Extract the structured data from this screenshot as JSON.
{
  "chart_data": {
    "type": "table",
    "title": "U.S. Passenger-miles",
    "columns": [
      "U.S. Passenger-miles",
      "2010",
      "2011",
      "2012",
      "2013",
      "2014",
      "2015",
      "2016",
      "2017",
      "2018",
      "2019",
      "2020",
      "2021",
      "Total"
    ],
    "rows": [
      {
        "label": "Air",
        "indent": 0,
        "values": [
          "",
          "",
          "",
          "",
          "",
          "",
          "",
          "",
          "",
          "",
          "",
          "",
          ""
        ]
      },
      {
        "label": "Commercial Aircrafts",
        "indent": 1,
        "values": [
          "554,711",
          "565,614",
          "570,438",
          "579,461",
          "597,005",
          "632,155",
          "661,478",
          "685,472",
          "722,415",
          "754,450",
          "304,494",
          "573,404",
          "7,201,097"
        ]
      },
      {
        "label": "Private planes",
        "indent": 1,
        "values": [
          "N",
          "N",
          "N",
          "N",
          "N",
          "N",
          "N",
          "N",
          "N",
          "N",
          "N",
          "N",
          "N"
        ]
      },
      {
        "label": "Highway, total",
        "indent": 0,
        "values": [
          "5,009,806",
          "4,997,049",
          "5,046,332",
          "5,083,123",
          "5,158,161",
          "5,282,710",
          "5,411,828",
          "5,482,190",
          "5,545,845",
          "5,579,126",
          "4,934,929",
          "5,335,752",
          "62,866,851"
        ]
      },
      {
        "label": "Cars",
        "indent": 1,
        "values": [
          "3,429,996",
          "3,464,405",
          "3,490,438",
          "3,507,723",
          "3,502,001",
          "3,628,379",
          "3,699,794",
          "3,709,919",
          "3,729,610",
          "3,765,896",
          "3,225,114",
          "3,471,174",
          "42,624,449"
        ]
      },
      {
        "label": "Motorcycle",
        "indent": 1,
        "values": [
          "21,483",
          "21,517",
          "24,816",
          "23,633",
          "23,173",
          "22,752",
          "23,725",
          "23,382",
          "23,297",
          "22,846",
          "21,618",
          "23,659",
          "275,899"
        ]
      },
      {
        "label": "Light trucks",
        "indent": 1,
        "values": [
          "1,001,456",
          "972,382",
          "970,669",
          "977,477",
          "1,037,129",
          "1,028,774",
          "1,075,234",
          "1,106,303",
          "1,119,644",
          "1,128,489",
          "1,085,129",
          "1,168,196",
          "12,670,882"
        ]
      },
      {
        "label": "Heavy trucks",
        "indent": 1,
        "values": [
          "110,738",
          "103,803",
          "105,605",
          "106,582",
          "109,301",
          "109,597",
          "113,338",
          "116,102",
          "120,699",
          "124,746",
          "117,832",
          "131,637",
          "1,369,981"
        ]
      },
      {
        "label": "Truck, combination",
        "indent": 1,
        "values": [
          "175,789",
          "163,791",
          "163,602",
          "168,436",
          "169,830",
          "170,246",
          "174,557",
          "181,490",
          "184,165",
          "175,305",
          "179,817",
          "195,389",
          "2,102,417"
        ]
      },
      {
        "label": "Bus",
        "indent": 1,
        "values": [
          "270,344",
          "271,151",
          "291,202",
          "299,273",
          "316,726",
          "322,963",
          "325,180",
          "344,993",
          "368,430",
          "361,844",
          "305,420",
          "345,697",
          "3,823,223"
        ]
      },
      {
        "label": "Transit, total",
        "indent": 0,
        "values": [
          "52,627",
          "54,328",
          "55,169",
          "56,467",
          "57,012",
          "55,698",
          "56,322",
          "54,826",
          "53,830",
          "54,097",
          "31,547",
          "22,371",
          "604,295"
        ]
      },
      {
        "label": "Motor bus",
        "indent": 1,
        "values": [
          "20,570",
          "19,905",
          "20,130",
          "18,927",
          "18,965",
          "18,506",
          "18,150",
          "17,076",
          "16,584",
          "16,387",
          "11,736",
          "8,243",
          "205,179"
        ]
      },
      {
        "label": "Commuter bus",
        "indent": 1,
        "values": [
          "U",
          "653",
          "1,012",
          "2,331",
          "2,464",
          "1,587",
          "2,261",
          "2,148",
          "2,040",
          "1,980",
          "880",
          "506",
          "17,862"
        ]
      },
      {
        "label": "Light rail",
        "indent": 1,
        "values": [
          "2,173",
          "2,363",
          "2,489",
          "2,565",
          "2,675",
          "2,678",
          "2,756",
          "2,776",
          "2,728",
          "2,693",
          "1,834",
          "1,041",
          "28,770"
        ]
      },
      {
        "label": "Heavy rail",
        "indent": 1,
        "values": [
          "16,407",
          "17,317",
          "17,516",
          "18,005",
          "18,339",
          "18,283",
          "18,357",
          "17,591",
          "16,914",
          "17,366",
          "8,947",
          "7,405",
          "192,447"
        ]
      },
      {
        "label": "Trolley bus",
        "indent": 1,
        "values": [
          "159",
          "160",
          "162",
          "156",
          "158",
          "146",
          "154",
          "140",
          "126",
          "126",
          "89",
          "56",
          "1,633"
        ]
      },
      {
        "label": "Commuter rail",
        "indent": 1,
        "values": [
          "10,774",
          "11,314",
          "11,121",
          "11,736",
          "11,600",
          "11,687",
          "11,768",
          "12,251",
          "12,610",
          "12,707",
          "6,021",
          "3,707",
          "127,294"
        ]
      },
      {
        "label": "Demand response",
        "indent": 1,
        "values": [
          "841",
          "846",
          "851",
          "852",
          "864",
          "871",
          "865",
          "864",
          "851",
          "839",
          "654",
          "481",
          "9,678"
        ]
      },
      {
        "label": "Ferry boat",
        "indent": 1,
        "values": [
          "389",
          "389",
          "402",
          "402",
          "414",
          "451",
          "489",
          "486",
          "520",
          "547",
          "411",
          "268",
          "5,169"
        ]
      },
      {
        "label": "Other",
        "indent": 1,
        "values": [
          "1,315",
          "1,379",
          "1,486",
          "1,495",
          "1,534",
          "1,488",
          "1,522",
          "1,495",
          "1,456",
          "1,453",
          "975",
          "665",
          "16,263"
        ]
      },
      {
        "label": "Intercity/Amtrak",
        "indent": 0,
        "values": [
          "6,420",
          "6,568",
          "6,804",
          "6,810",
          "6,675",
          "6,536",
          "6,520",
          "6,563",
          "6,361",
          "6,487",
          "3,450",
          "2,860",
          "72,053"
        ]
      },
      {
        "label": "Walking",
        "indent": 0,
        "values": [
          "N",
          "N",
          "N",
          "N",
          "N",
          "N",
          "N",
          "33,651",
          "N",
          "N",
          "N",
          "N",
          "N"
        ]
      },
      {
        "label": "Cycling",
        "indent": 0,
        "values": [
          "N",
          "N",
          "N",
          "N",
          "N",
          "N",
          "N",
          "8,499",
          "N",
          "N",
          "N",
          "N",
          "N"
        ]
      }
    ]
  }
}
★ ★ ★ ★ ★ ★ ★
### [Your goal]
Produce an exact copy of every entry above.

### [The reply]
Extract the structured data from this screenshot as JSON.
{
  "chart_data": {
    "type": "table",
    "title": "U.S. Passenger-miles",
    "columns": [
      "U.S. Passenger-miles",
      "2010",
      "2011",
      "2012",
      "2013",
      "2014",
      "2015",
      "2016",
      "2017",
      "2018",
      "2019",
      "2020",
      "2021",
      "Total"
    ],
    "rows": [
      {
        "label": "Air",
        "indent": 0,
        "values": [
          "",
          "",
          "",
          "",
          "",
          "",
          "",
          "",
          "",
          "",
          "",
          "",
          ""
        ]
      },
      {
        "label": "Commercial Aircrafts",
        "indent": 1,
        "values": [
          "554,711",
          "565,614",
          "570,438",
          "579,461",
          "597,005",
          "632,155",
          "661,478",
          "685,472",
          "722,415",
          "754,450",
          "304,494",
          "573,404",
          "7,201,097"
        ]
      },
      {
        "label": "Private planes",
        "indent": 1,
        "values": [
          "N",
          "N",
          "N",
          "N",
          "N",
          "N",
          "N",
          "N",
          "N",
          "N",
          "N",
          "N",
          "N"
        ]
      },
      {
        "label": "Highway, total",
        "indent": 0,
        "values": [
          "5,009,806",
          "4,997,049",
          "5,046,332",
          "5,083,123",
          "5,158,161",
          "5,282,710",
          "5,411,828",
          "5,482,190",
          "5,545,845",
          "5,579,126",
          "4,934,929",
          "5,335,752",
          "62,866,851"
        ]
      },
      {
        "label": "Cars",
        "indent": 1,
        "values": [
          "3,429,996",
          "3,464,405",
          "3,490,438",
          "3,507,723",
          "3,502,001",
          "3,628,379",
          "3,699,794",
          "3,709,919",
          "3,729,610",
          "3,765,896",
          "3,225,114",
          "3,471,174",
          "42,624,449"
        ]
      },
      {
        "label": "Motorcycle",
        "indent": 1,
        "values": [
          "21,483",
          "21,517",
          "24,816",
          "23,633",
          "23,173",
          "22,752",
          "23,725",
          "23,382",
          "23,297",
          "22,846",
          "21,618",
          "23,659",
          "275,899"
        ]
      },
      {
        "label": "Light trucks",
        "indent": 1,
        "values": [
          "1,001,456",
          "972,382",
          "970,669",
          "977,477",
          "1,037,129",
          "1,028,774",
          "1,075,234",
          "1,106,303",
          "1,119,644",
          "1,128,489",
          "1,085,129",
          "1,168,196",
          "12,670,882"
        ]
      },
      {
        "label": "Heavy trucks",
        "indent": 1,
        "values": [
          "110,738",
          "103,803",
          "105,605",
          "106,582",
          "109,301",
          "109,597",
          "113,338",
          "116,102",
          "120,699",
          "124,746",
          "117,832",
          "131,637",
          "1,369,981"
        ]
      },
      {
        "label": "Truck, combination",
        "indent": 1,
        "values": [
          "175,789",
          "163,791",
          "163,602",
          "168,436",
          "169,830",
          "170,246",
          "174,557",
          "181,490",
          "184,165",
          "175,305",
          "179,817",
          "195,389",
          "2,102,417"
        ]
      },
      {
        "label": "Bus",
        "indent": 1,
        "values": [
          "270,344",
          "271,151",
          "291,202",
          "299,273",
          "316,726",
          "322,963",
          "325,180",
          "344,993",
          "368,430",
          "361,844",
          "305,420",
          "345,697",
          "3,823,223"
        ]
      },
      {
        "label": "Transit, total",
        "indent": 0,
        "values": [
          "52,627",
          "54,328",
          "55,169",
          "56,467",
          "57,012",
          "55,698",
          "56,322",
          "54,826",
          "53,830",
          "54,097",
          "31,547",
          "22,371",
          "604,295"
        ]
      },
      {
        "label": "Motor bus",
        "indent": 1,
        "values": [
          "20,570",
          "19,905",
          "20,130",
          "18,927",
          "18,965",
          "18,506",
          "18,150",
          "17,076",
          "16,584",
          "16,387",
          "11,736",
          "8,243",
          "205,179"
        ]
      },
      {
        "label": "Commuter bus",
        "indent": 1,
        "values": [
          "U",
          "653",
          "1,012",
          "2,331",
          "2,464",
          "1,587",
          "2,261",
          "2,148",
          "2,040",
          "1,980",
          "880",
          "506",
          "17,862"
        ]
      },
      {
        "label": "Light rail",
        "indent": 1,
        "values": [
          "2,173",
          "2,363",
          "2,489",
          "2,565",
          "2,675",
          "2,678",
          "2,756",
          "2,776",
          "2,728",
          "2,693",
          "1,834",
          "1,041",
          "28,770"
        ]
      },
      {
        "label": "Heavy rail",
        "indent": 1,
        "values": [
          "16,407",
          "17,317",
          "17,516",
          "18,005",
          "18,339",
          "18,283",
          "18,357",
          "17,591",
          "16,914",
          "17,366",
          "8,947",
          "7,405",
          "192,447"
        ]
      },
      {
        "label": "Trolley bus",
        "indent": 1,
        "values": [
          "159",
          "160",
          "162",
          "156",
          "158",
          "146",
          "154",
          "140",
          "126",
          "126",
          "89",
          "56",
          "1,633"
        ]
      },
      {
        "label": "Commuter rail",
        "indent": 1,
        "values": [
          "10,774",
          "11,314",
          "11,121",
          "11,736",
          "11,600",
          "11,687",
          "11,768",
          "12,251",
          "12,610",
          "12,707",
          "6,021",
          "3,707",
          "127,294"
        ]
      },
      {
        "label": "Demand response",
        "indent": 1,
        "values": [
          "841",
          "846",
          "851",
          "852",
          "864",
          "871",
          "865",
          "864",
          "851",
          "839",
          "654",
          "481",
          "9,678"
        ]
      },
      {
        "label": "Ferry boat",
        "indent": 1,
        "values": [
          "389",
          "389",
          "402",
          "402",
          "414",
          "451",
          "489",
          "486",
          "520",
          "547",
          "411",
          "268",
          "5,169"
        ]
      },
      {
        "label": "Other",
        "indent": 1,
        "values": [
          "1,315",
          "1,379",
          "1,486",
          "1,495",
          "1,534",
          "1,488",
          "1,522",
          "1,495",
          "1,456",
          "1,453",
          "975",
          "665",
          "16,263"
        ]
      },
      {
        "label": "Intercity/Amtrak",
        "indent": 0,
        "values": [
          "6,420",
          "6,568",
          "6,804",
          "6,810",
          "6,675",
          "6,536",
          "6,520",
          "6,563",
          "6,361",
          "6,487",
          "3,450",
          "2,860",
          "72,053"
        ]
      },
      {
        "label": "Walking",
        "indent": 0,
        "values": [
          "N",
          "N",
          "N",
          "N",
          "N",
          "N",
          "N",
          "33,651",
          "N",
          "N",
          "N",
          "N",
          "N"
        ]
      },
      {
        "label": "Cycling",
        "indent": 0,
        "values": [
          "N",
          "N",
          "N",
          "N",
          "N",
          "N",
          "N",
          "8,499",
          "N",
          "N",
          "N",
          "N",
          "N"
        ]
      }
    ]
  }
}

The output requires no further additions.